Listings of element locations:
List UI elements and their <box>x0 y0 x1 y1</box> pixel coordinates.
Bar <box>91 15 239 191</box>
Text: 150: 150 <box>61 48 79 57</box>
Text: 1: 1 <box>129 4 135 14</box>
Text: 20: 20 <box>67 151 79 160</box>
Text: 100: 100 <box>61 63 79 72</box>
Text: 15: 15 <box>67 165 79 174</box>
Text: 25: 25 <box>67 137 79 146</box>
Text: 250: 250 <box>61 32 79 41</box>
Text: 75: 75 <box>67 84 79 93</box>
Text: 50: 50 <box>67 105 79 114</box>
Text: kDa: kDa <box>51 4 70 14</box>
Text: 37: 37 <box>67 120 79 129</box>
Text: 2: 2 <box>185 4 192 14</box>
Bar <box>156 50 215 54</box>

(What is asked): Print every line of the items above, character for character.

(Task solution):
List UI elements and their <box>x0 y0 x1 y1</box> pixel coordinates.
Bar <box>91 15 239 191</box>
Text: 150: 150 <box>61 48 79 57</box>
Text: 1: 1 <box>129 4 135 14</box>
Text: 20: 20 <box>67 151 79 160</box>
Text: 100: 100 <box>61 63 79 72</box>
Text: 15: 15 <box>67 165 79 174</box>
Text: 25: 25 <box>67 137 79 146</box>
Text: 250: 250 <box>61 32 79 41</box>
Text: 75: 75 <box>67 84 79 93</box>
Text: 50: 50 <box>67 105 79 114</box>
Text: kDa: kDa <box>51 4 70 14</box>
Text: 37: 37 <box>67 120 79 129</box>
Text: 2: 2 <box>185 4 192 14</box>
Bar <box>156 50 215 54</box>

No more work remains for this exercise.